### RECORD EXTRACTS
* Begin *

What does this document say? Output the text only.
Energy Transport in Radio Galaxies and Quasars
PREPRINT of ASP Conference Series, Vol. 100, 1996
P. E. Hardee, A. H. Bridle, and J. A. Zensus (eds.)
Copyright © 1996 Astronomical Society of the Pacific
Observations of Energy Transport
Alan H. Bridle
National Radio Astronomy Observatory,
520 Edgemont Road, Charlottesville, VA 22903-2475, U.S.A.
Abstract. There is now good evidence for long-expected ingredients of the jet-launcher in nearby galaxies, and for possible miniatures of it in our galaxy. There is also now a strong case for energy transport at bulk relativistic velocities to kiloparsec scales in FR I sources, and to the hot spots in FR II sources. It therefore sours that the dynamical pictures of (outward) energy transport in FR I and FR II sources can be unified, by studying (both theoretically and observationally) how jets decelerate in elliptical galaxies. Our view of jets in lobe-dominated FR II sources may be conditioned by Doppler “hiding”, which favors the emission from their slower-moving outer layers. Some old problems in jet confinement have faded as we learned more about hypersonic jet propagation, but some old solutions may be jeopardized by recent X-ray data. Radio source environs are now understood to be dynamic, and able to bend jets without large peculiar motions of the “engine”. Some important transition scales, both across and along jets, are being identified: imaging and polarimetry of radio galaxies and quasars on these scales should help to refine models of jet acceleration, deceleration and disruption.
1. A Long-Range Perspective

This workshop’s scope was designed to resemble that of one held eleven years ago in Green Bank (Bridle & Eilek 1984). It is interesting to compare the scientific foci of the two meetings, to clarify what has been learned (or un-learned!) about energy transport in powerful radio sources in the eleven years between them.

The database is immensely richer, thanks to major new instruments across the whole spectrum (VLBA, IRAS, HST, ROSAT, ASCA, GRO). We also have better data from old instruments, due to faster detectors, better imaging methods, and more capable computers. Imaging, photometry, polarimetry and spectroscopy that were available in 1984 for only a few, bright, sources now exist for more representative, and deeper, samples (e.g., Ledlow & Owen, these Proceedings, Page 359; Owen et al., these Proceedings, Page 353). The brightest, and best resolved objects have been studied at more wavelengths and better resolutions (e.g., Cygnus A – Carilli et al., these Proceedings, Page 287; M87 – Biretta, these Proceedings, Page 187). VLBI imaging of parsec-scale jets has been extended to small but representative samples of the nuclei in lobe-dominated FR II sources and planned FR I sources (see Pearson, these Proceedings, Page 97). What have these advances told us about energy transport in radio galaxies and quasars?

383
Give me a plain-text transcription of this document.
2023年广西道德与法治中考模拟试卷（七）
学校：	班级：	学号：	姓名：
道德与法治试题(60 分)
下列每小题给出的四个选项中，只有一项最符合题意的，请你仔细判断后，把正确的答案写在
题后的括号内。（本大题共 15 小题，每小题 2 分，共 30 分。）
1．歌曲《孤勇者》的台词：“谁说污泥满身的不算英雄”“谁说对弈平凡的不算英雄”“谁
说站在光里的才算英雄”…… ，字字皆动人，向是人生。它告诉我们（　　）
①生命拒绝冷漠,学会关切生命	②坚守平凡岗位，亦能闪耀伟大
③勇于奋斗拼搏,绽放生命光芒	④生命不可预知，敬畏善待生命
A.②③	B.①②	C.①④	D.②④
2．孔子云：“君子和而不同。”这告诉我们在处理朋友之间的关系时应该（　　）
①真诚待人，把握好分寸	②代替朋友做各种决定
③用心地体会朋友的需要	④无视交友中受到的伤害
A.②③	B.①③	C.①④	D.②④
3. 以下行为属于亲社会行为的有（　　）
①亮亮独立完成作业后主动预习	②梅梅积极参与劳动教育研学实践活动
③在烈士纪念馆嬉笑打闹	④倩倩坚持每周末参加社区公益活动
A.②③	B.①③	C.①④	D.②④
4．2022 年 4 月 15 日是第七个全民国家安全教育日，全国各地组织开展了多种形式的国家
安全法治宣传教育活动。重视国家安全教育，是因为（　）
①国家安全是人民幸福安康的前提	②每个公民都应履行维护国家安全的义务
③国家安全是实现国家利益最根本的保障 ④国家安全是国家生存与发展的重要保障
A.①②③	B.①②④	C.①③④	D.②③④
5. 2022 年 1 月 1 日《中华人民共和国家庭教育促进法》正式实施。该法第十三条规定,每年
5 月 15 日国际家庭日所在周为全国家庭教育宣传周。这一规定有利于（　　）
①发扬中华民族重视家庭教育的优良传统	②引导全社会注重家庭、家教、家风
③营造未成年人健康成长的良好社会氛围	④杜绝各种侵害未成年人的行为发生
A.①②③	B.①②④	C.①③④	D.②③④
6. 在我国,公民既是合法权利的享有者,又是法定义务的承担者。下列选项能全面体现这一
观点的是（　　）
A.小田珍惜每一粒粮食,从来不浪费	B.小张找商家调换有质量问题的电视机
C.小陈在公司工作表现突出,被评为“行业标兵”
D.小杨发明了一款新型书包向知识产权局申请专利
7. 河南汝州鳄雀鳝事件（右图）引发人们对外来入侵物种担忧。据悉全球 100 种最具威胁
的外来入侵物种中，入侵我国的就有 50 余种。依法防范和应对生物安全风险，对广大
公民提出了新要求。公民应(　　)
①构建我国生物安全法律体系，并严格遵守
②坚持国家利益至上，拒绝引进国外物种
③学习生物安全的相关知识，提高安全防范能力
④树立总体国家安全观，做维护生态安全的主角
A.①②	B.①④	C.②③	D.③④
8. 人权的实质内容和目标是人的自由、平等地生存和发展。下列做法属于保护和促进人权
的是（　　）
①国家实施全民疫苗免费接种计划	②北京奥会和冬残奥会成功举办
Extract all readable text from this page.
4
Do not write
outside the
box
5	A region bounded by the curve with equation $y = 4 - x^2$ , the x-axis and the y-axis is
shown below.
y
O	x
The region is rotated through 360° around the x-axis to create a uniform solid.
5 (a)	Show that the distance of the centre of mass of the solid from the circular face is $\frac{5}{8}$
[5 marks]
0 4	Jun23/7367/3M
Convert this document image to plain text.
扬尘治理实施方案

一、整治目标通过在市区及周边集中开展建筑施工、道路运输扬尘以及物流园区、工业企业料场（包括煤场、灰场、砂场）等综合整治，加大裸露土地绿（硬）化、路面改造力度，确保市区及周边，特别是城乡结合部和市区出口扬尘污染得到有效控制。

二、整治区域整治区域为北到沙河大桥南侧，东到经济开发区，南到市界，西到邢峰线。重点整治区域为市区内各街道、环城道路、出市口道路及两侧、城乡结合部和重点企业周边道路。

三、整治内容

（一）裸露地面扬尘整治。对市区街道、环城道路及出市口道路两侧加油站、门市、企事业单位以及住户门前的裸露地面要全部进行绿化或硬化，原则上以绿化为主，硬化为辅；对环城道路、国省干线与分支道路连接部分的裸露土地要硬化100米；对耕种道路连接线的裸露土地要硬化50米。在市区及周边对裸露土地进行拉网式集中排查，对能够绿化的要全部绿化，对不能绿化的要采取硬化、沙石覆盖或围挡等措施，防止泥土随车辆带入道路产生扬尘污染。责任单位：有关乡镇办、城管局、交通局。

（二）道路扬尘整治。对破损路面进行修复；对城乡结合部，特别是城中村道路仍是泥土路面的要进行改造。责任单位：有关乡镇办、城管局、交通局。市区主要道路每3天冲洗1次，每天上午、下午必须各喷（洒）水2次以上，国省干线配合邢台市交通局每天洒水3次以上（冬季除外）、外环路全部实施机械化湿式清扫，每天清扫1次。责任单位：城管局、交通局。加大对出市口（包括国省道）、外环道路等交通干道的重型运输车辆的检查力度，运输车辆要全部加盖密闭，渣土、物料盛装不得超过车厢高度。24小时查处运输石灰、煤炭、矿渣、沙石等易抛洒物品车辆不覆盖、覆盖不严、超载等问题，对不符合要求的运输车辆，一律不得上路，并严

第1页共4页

* End *

### THE TASK
Reproduce the entries above exactly.

### EXERCISE SOLUTION
What does this document say? Output the text only.
Energy Transport in Radio Galaxies and Quasars
PREPRINT of ASP Conference Series, Vol. 100, 1996
P. E. Hardee, A. H. Bridle, and J. A. Zensus (eds.)
Copyright © 1996 Astronomical Society of the Pacific
Observations of Energy Transport
Alan H. Bridle
National Radio Astronomy Observatory,
520 Edgemont Road, Charlottesville, VA 22903-2475, U.S.A.
Abstract. There is now good evidence for long-expected ingredients of the jet-launcher in nearby galaxies, and for possible miniatures of it in our galaxy. There is also now a strong case for energy transport at bulk relativistic velocities to kiloparsec scales in FR I sources, and to the hot spots in FR II sources. It therefore sours that the dynamical pictures of (outward) energy transport in FR I and FR II sources can be unified, by studying (both theoretically and observationally) how jets decelerate in elliptical galaxies. Our view of jets in lobe-dominated FR II sources may be conditioned by Doppler “hiding”, which favors the emission from their slower-moving outer layers. Some old problems in jet confinement have faded as we learned more about hypersonic jet propagation, but some old solutions may be jeopardized by recent X-ray data. Radio source environs are now understood to be dynamic, and able to bend jets without large peculiar motions of the “engine”. Some important transition scales, both across and along jets, are being identified: imaging and polarimetry of radio galaxies and quasars on these scales should help to refine models of jet acceleration, deceleration and disruption.
1. A Long-Range Perspective

This workshop’s scope was designed to resemble that of one held eleven years ago in Green Bank (Bridle & Eilek 1984). It is interesting to compare the scientific foci of the two meetings, to clarify what has been learned (or un-learned!) about energy transport in powerful radio sources in the eleven years between them.

The database is immensely richer, thanks to major new instruments across the whole spectrum (VLBA, IRAS, HST, ROSAT, ASCA, GRO). We also have better data from old instruments, due to faster detectors, better imaging methods, and more capable computers. Imaging, photometry, polarimetry and spectroscopy that were available in 1984 for only a few, bright, sources now exist for more representative, and deeper, samples (e.g., Ledlow & Owen, these Proceedings, Page 359; Owen et al., these Proceedings, Page 353). The brightest, and best resolved objects have been studied at more wavelengths and better resolutions (e.g., Cygnus A – Carilli et al., these Proceedings, Page 287; M87 – Biretta, these Proceedings, Page 187). VLBI imaging of parsec-scale jets has been extended to small but representative samples of the nuclei in lobe-dominated FR II sources and planned FR I sources (see Pearson, these Proceedings, Page 97). What have these advances told us about energy transport in radio galaxies and quasars?

383
Give me a plain-text transcription of this document.
2023年广西道德与法治中考模拟试卷（七）
学校：	班级：	学号：	姓名：
道德与法治试题(60 分)
下列每小题给出的四个选项中，只有一项最符合题意的，请你仔细判断后，把正确的答案写在
题后的括号内。（本大题共 15 小题，每小题 2 分，共 30 分。）
1．歌曲《孤勇者》的台词：“谁说污泥满身的不算英雄”“谁说对弈平凡的不算英雄”“谁
说站在光里的才算英雄”…… ，字字皆动人，向是人生。它告诉我们（　　）
①生命拒绝冷漠,学会关切生命	②坚守平凡岗位，亦能闪耀伟大
③勇于奋斗拼搏,绽放生命光芒	④生命不可预知，敬畏善待生命
A.②③	B.①②	C.①④	D.②④
2．孔子云：“君子和而不同。”这告诉我们在处理朋友之间的关系时应该（　　）
①真诚待人，把握好分寸	②代替朋友做各种决定
③用心地体会朋友的需要	④无视交友中受到的伤害
A.②③	B.①③	C.①④	D.②④
3. 以下行为属于亲社会行为的有（　　）
①亮亮独立完成作业后主动预习	②梅梅积极参与劳动教育研学实践活动
③在烈士纪念馆嬉笑打闹	④倩倩坚持每周末参加社区公益活动
A.②③	B.①③	C.①④	D.②④
4．2022 年 4 月 15 日是第七个全民国家安全教育日，全国各地组织开展了多种形式的国家
安全法治宣传教育活动。重视国家安全教育，是因为（　）
①国家安全是人民幸福安康的前提	②每个公民都应履行维护国家安全的义务
③国家安全是实现国家利益最根本的保障 ④国家安全是国家生存与发展的重要保障
A.①②③	B.①②④	C.①③④	D.②③④
5. 2022 年 1 月 1 日《中华人民共和国家庭教育促进法》正式实施。该法第十三条规定,每年
5 月 15 日国际家庭日所在周为全国家庭教育宣传周。这一规定有利于（　　）
①发扬中华民族重视家庭教育的优良传统	②引导全社会注重家庭、家教、家风
③营造未成年人健康成长的良好社会氛围	④杜绝各种侵害未成年人的行为发生
A.①②③	B.①②④	C.①③④	D.②③④
6. 在我国,公民既是合法权利的享有者,又是法定义务的承担者。下列选项能全面体现这一
观点的是（　　）
A.小田珍惜每一粒粮食,从来不浪费	B.小张找商家调换有质量问题的电视机
C.小陈在公司工作表现突出,被评为“行业标兵”
D.小杨发明了一款新型书包向知识产权局申请专利
7. 河南汝州鳄雀鳝事件（右图）引发人们对外来入侵物种担忧。据悉全球 100 种最具威胁
的外来入侵物种中，入侵我国的就有 50 余种。依法防范和应对生物安全风险，对广大
公民提出了新要求。公民应(　　)
①构建我国生物安全法律体系，并严格遵守
②坚持国家利益至上，拒绝引进国外物种
③学习生物安全的相关知识，提高安全防范能力
④树立总体国家安全观，做维护生态安全的主角
A.①②	B.①④	C.②③	D.③④
8. 人权的实质内容和目标是人的自由、平等地生存和发展。下列做法属于保护和促进人权
的是（　　）
①国家实施全民疫苗免费接种计划	②北京奥会和冬残奥会成功举办
Extract all readable text from this page.
4
Do not write
outside the
box
5	A region bounded by the curve with equation $y = 4 - x^2$ , the x-axis and the y-axis is
shown below.
y
O	x
The region is rotated through 360° around the x-axis to create a uniform solid.
5 (a)	Show that the distance of the centre of mass of the solid from the circular face is $\frac{5}{8}$
[5 marks]
0 4	Jun23/7367/3M
Convert this document image to plain text.
扬尘治理实施方案

一、整治目标通过在市区及周边集中开展建筑施工、道路运输扬尘以及物流园区、工业企业料场（包括煤场、灰场、砂场）等综合整治，加大裸露土地绿（硬）化、路面改造力度，确保市区及周边，特别是城乡结合部和市区出口扬尘污染得到有效控制。

二、整治区域整治区域为北到沙河大桥南侧，东到经济开发区，南到市界，西到邢峰线。重点整治区域为市区内各街道、环城道路、出市口道路及两侧、城乡结合部和重点企业周边道路。

三、整治内容

（一）裸露地面扬尘整治。对市区街道、环城道路及出市口道路两侧加油站、门市、企事业单位以及住户门前的裸露地面要全部进行绿化或硬化，原则上以绿化为主，硬化为辅；对环城道路、国省干线与分支道路连接部分的裸露土地要硬化100米；对耕种道路连接线的裸露土地要硬化50米。在市区及周边对裸露土地进行拉网式集中排查，对能够绿化的要全部绿化，对不能绿化的要采取硬化、沙石覆盖或围挡等措施，防止泥土随车辆带入道路产生扬尘污染。责任单位：有关乡镇办、城管局、交通局。

（二）道路扬尘整治。对破损路面进行修复；对城乡结合部，特别是城中村道路仍是泥土路面的要进行改造。责任单位：有关乡镇办、城管局、交通局。市区主要道路每3天冲洗1次，每天上午、下午必须各喷（洒）水2次以上，国省干线配合邢台市交通局每天洒水3次以上（冬季除外）、外环路全部实施机械化湿式清扫，每天清扫1次。责任单位：城管局、交通局。加大对出市口（包括国省道）、外环道路等交通干道的重型运输车辆的检查力度，运输车辆要全部加盖密闭，渣土、物料盛装不得超过车厢高度。24小时查处运输石灰、煤炭、矿渣、沙石等易抛洒物品车辆不覆盖、覆盖不严、超载等问题，对不符合要求的运输车辆，一律不得上路，并严

第1页共4页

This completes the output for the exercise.